Collected data entries
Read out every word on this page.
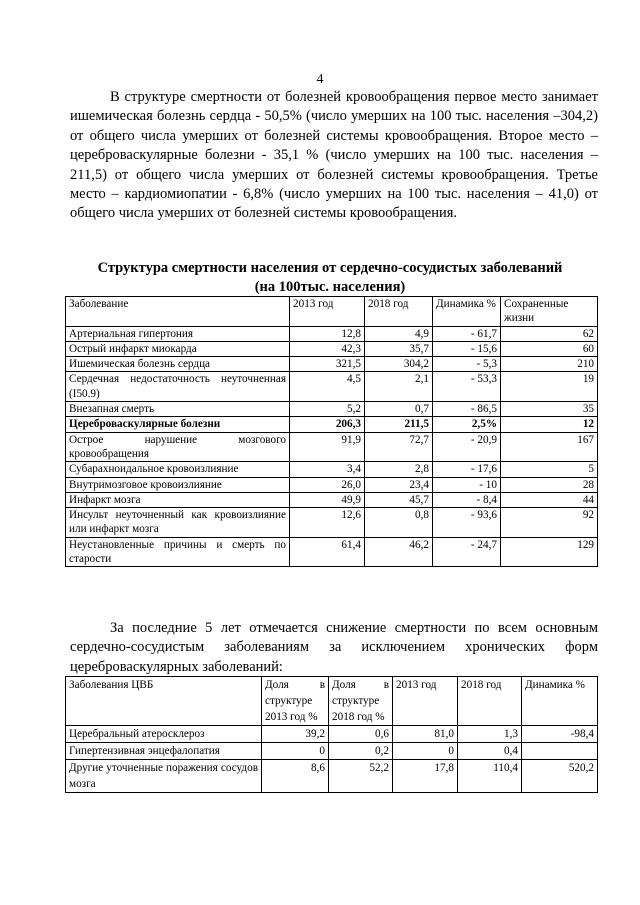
4

В структуре смертности от болезней кровообращения первое место занимает ишемическая болезнь сердца - 50,5% (число умерших на 100 тыс. населения –304,2) от общего числа умерших от болезней системы кровообращения. Второе место – цереброваскулярные болезни - 35,1 % (число умерших на 100 тыс. населения – 211,5) от общего числа умерших от болезней системы кровообращения. Третье место – кардиомиопатии - 6,8% (число умерших на 100 тыс. населения – 41,0) от общего числа умерших от болезней системы кровообращения.

Структура смертности населения от сердечно-сосудистых заболеваний
(на 100тыс. населения)
Заболевание	2013 год	2018 год	Динамика %	Сохраненные жизни
Артериальная гипертония	12,8	4,9	- 61,7	62
Острый инфаркт миокарда	42,3	35,7	- 15,6	60
Ишемическая болезнь сердца	321,5	304,2	- 5,3	210
Сердечная недостаточность неуточненная (I50.9)	4,5	2,1	- 53,3	19
Внезапная смерть	5,2	0,7	- 86,5	35
Цереброваскулярные болезни	206,3	211,5	2,5%	12
Острое нарушение мозгового кровообращения	91,9	72,7	- 20,9	167
Субарахноидальное кровоизлияние	3,4	2,8	- 17,6	5
Внутримозговое кровоизлияние	26,0	23,4	- 10	28
Инфаркт мозга	49,9	45,7	- 8,4	44
Инсульт неуточненный как кровоизлияние или инфаркт мозга	12,6	0,8	- 93,6	92
Неустановленные причины и смерть по старости	61,4	46,2	- 24,7	129

За последние 5 лет отмечается снижение смертности по всем основным сердечно-сосудистым заболеваниям за исключением хронических форм цереброваскулярных заболеваний:

Заболевания ЦВБ	Доля в структуре 2013 год %	Доля в структуре 2018 год %	2013 год	2018 год	Динамика %
Церебральный атеросклероз	39,2	0,6	81,0	1,3	-98,4
Гипертензивная энцефалопатия	0	0,2	0	0,4	
Другие уточненные поражения сосудов мозга	8,6	52,2	17,8	110,4	520,2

**Your task:** Quote all the records verbatim, dropping any pictures from your copy.

**Result of the task:**
Read out every word on this page.
4

В структуре смертности от болезней кровообращения первое место занимает ишемическая болезнь сердца - 50,5% (число умерших на 100 тыс. населения –304,2) от общего числа умерших от болезней системы кровообращения. Второе место – цереброваскулярные болезни - 35,1 % (число умерших на 100 тыс. населения – 211,5) от общего числа умерших от болезней системы кровообращения. Третье место – кардиомиопатии - 6,8% (число умерших на 100 тыс. населения – 41,0) от общего числа умерших от болезней системы кровообращения.

Структура смертности населения от сердечно-сосудистых заболеваний
(на 100тыс. населения)
Заболевание	2013 год	2018 год	Динамика %	Сохраненные жизни
Артериальная гипертония	12,8	4,9	- 61,7	62
Острый инфаркт миокарда	42,3	35,7	- 15,6	60
Ишемическая болезнь сердца	321,5	304,2	- 5,3	210
Сердечная недостаточность неуточненная (I50.9)	4,5	2,1	- 53,3	19
Внезапная смерть	5,2	0,7	- 86,5	35
Цереброваскулярные болезни	206,3	211,5	2,5%	12
Острое нарушение мозгового кровообращения	91,9	72,7	- 20,9	167
Субарахноидальное кровоизлияние	3,4	2,8	- 17,6	5
Внутримозговое кровоизлияние	26,0	23,4	- 10	28
Инфаркт мозга	49,9	45,7	- 8,4	44
Инсульт неуточненный как кровоизлияние или инфаркт мозга	12,6	0,8	- 93,6	92
Неустановленные причины и смерть по старости	61,4	46,2	- 24,7	129

За последние 5 лет отмечается снижение смертности по всем основным сердечно-сосудистым заболеваниям за исключением хронических форм цереброваскулярных заболеваний:

Заболевания ЦВБ	Доля в структуре 2013 год %	Доля в структуре 2018 год %	2013 год	2018 год	Динамика %
Церебральный атеросклероз	39,2	0,6	81,0	1,3	-98,4
Гипертензивная энцефалопатия	0	0,2	0	0,4	
Другие уточненные поражения сосудов мозга	8,6	52,2	17,8	110,4	520,2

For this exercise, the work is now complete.